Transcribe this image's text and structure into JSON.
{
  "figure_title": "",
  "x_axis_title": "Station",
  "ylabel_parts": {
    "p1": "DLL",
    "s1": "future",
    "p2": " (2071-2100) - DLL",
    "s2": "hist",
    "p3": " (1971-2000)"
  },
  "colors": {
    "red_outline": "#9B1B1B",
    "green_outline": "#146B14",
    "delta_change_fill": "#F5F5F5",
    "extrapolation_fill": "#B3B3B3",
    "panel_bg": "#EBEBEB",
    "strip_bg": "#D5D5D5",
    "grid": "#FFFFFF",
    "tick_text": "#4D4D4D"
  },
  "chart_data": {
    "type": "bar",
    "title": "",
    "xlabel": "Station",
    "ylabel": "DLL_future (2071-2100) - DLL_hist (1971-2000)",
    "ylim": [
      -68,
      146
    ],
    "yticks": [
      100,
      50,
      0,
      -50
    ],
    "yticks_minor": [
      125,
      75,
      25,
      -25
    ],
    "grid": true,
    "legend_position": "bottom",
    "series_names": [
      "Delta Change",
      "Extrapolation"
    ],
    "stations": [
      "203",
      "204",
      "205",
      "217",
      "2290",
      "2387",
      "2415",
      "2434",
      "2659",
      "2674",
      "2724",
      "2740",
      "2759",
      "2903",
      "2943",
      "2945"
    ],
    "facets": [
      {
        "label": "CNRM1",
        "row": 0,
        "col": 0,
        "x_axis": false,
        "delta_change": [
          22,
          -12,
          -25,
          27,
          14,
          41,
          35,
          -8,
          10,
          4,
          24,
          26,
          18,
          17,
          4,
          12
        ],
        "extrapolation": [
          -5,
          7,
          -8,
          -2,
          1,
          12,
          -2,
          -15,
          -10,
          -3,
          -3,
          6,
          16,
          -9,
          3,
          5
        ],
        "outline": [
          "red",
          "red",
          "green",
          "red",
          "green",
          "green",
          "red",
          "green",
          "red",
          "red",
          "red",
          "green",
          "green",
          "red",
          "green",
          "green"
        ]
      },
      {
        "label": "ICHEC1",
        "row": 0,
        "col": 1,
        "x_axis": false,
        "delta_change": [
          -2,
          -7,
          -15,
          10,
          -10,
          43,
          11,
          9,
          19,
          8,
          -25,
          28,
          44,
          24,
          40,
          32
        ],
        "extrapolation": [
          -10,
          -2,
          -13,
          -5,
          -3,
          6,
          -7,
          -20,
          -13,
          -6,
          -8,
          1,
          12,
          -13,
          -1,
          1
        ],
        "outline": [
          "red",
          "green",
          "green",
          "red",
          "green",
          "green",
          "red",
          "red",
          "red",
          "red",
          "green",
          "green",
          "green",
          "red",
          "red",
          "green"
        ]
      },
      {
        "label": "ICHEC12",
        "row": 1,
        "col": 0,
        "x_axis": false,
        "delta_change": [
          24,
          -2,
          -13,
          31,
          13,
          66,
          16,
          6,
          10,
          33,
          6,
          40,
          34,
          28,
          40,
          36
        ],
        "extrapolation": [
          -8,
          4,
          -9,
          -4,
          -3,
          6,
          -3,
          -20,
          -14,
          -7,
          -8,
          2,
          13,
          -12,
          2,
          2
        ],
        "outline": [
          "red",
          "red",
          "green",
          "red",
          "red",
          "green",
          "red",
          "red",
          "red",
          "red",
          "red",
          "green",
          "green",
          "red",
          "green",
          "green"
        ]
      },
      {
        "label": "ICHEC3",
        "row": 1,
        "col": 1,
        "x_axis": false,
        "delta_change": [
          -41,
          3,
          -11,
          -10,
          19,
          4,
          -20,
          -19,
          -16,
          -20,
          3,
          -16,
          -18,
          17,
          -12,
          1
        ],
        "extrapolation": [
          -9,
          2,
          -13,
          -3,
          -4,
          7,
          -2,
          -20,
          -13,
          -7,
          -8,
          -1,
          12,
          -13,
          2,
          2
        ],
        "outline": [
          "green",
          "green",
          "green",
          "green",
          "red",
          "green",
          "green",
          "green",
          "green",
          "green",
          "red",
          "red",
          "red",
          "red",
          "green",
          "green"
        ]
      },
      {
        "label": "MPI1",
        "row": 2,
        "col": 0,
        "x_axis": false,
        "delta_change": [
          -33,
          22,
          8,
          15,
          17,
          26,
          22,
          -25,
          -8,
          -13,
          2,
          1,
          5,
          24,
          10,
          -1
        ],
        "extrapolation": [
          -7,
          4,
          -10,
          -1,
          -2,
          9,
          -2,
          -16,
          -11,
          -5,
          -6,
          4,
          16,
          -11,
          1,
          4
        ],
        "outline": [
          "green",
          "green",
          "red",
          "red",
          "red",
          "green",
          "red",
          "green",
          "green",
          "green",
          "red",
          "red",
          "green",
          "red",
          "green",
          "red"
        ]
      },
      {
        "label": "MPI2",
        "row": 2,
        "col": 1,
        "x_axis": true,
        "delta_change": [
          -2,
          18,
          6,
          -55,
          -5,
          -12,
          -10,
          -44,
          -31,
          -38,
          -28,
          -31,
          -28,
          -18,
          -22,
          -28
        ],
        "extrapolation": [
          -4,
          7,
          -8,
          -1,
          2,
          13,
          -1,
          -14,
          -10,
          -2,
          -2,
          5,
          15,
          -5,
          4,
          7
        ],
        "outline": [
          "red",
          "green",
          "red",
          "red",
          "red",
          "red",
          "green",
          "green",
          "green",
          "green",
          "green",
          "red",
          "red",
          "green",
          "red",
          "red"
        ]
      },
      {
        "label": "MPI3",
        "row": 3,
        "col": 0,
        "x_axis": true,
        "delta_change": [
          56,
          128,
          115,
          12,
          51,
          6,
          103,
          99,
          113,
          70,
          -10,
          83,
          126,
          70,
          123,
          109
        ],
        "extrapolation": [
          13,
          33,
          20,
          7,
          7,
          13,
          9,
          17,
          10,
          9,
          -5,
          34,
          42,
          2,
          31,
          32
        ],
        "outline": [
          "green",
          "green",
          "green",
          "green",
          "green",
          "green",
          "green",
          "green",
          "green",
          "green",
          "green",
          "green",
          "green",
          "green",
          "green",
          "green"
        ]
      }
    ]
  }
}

■ **SET EXERCISE**
Every record should be repeated exactly; please leave none out.

■ **RESPONSE TO THIS EXERCISE**
Transcribe this image's text and structure into JSON.
{
  "figure_title": "",
  "x_axis_title": "Station",
  "ylabel_parts": {
    "p1": "DLL",
    "s1": "future",
    "p2": " (2071-2100) - DLL",
    "s2": "hist",
    "p3": " (1971-2000)"
  },
  "colors": {
    "red_outline": "#9B1B1B",
    "green_outline": "#146B14",
    "delta_change_fill": "#F5F5F5",
    "extrapolation_fill": "#B3B3B3",
    "panel_bg": "#EBEBEB",
    "strip_bg": "#D5D5D5",
    "grid": "#FFFFFF",
    "tick_text": "#4D4D4D"
  },
  "chart_data": {
    "type": "bar",
    "title": "",
    "xlabel": "Station",
    "ylabel": "DLL_future (2071-2100) - DLL_hist (1971-2000)",
    "ylim": [
      -68,
      146
    ],
    "yticks": [
      100,
      50,
      0,
      -50
    ],
    "yticks_minor": [
      125,
      75,
      25,
      -25
    ],
    "grid": true,
    "legend_position": "bottom",
    "series_names": [
      "Delta Change",
      "Extrapolation"
    ],
    "stations": [
      "203",
      "204",
      "205",
      "217",
      "2290",
      "2387",
      "2415",
      "2434",
      "2659",
      "2674",
      "2724",
      "2740",
      "2759",
      "2903",
      "2943",
      "2945"
    ],
    "facets": [
      {
        "label": "CNRM1",
        "row": 0,
        "col": 0,
        "x_axis": false,
        "delta_change": [
          22,
          -12,
          -25,
          27,
          14,
          41,
          35,
          -8,
          10,
          4,
          24,
          26,
          18,
          17,
          4,
          12
        ],
        "extrapolation": [
          -5,
          7,
          -8,
          -2,
          1,
          12,
          -2,
          -15,
          -10,
          -3,
          -3,
          6,
          16,
          -9,
          3,
          5
        ],
        "outline": [
          "red",
          "red",
          "green",
          "red",
          "green",
          "green",
          "red",
          "green",
          "red",
          "red",
          "red",
          "green",
          "green",
          "red",
          "green",
          "green"
        ]
      },
      {
        "label": "ICHEC1",
        "row": 0,
        "col": 1,
        "x_axis": false,
        "delta_change": [
          -2,
          -7,
          -15,
          10,
          -10,
          43,
          11,
          9,
          19,
          8,
          -25,
          28,
          44,
          24,
          40,
          32
        ],
        "extrapolation": [
          -10,
          -2,
          -13,
          -5,
          -3,
          6,
          -7,
          -20,
          -13,
          -6,
          -8,
          1,
          12,
          -13,
          -1,
          1
        ],
        "outline": [
          "red",
          "green",
          "green",
          "red",
          "green",
          "green",
          "red",
          "red",
          "red",
          "red",
          "green",
          "green",
          "green",
          "red",
          "red",
          "green"
        ]
      },
      {
        "label": "ICHEC12",
        "row": 1,
        "col": 0,
        "x_axis": false,
        "delta_change": [
          24,
          -2,
          -13,
          31,
          13,
          66,
          16,
          6,
          10,
          33,
          6,
          40,
          34,
          28,
          40,
          36
        ],
        "extrapolation": [
          -8,
          4,
          -9,
          -4,
          -3,
          6,
          -3,
          -20,
          -14,
          -7,
          -8,
          2,
          13,
          -12,
          2,
          2
        ],
        "outline": [
          "red",
          "red",
          "green",
          "red",
          "red",
          "green",
          "red",
          "red",
          "red",
          "red",
          "red",
          "green",
          "green",
          "red",
          "green",
          "green"
        ]
      },
      {
        "label": "ICHEC3",
        "row": 1,
        "col": 1,
        "x_axis": false,
        "delta_change": [
          -41,
          3,
          -11,
          -10,
          19,
          4,
          -20,
          -19,
          -16,
          -20,
          3,
          -16,
          -18,
          17,
          -12,
          1
        ],
        "extrapolation": [
          -9,
          2,
          -13,
          -3,
          -4,
          7,
          -2,
          -20,
          -13,
          -7,
          -8,
          -1,
          12,
          -13,
          2,
          2
        ],
        "outline": [
          "green",
          "green",
          "green",
          "green",
          "red",
          "green",
          "green",
          "green",
          "green",
          "green",
          "red",
          "red",
          "red",
          "red",
          "green",
          "green"
        ]
      },
      {
        "label": "MPI1",
        "row": 2,
        "col": 0,
        "x_axis": false,
        "delta_change": [
          -33,
          22,
          8,
          15,
          17,
          26,
          22,
          -25,
          -8,
          -13,
          2,
          1,
          5,
          24,
          10,
          -1
        ],
        "extrapolation": [
          -7,
          4,
          -10,
          -1,
          -2,
          9,
          -2,
          -16,
          -11,
          -5,
          -6,
          4,
          16,
          -11,
          1,
          4
        ],
        "outline": [
          "green",
          "green",
          "red",
          "red",
          "red",
          "green",
          "red",
          "green",
          "green",
          "green",
          "red",
          "red",
          "green",
          "red",
          "green",
          "red"
        ]
      },
      {
        "label": "MPI2",
        "row": 2,
        "col": 1,
        "x_axis": true,
        "delta_change": [
          -2,
          18,
          6,
          -55,
          -5,
          -12,
          -10,
          -44,
          -31,
          -38,
          -28,
          -31,
          -28,
          -18,
          -22,
          -28
        ],
        "extrapolation": [
          -4,
          7,
          -8,
          -1,
          2,
          13,
          -1,
          -14,
          -10,
          -2,
          -2,
          5,
          15,
          -5,
          4,
          7
        ],
        "outline": [
          "red",
          "green",
          "red",
          "red",
          "red",
          "red",
          "green",
          "green",
          "green",
          "green",
          "green",
          "red",
          "red",
          "green",
          "red",
          "red"
        ]
      },
      {
        "label": "MPI3",
        "row": 3,
        "col": 0,
        "x_axis": true,
        "delta_change": [
          56,
          128,
          115,
          12,
          51,
          6,
          103,
          99,
          113,
          70,
          -10,
          83,
          126,
          70,
          123,
          109
        ],
        "extrapolation": [
          13,
          33,
          20,
          7,
          7,
          13,
          9,
          17,
          10,
          9,
          -5,
          34,
          42,
          2,
          31,
          32
        ],
        "outline": [
          "green",
          "green",
          "green",
          "green",
          "green",
          "green",
          "green",
          "green",
          "green",
          "green",
          "green",
          "green",
          "green",
          "green",
          "green",
          "green"
        ]
      }
    ]
  }
}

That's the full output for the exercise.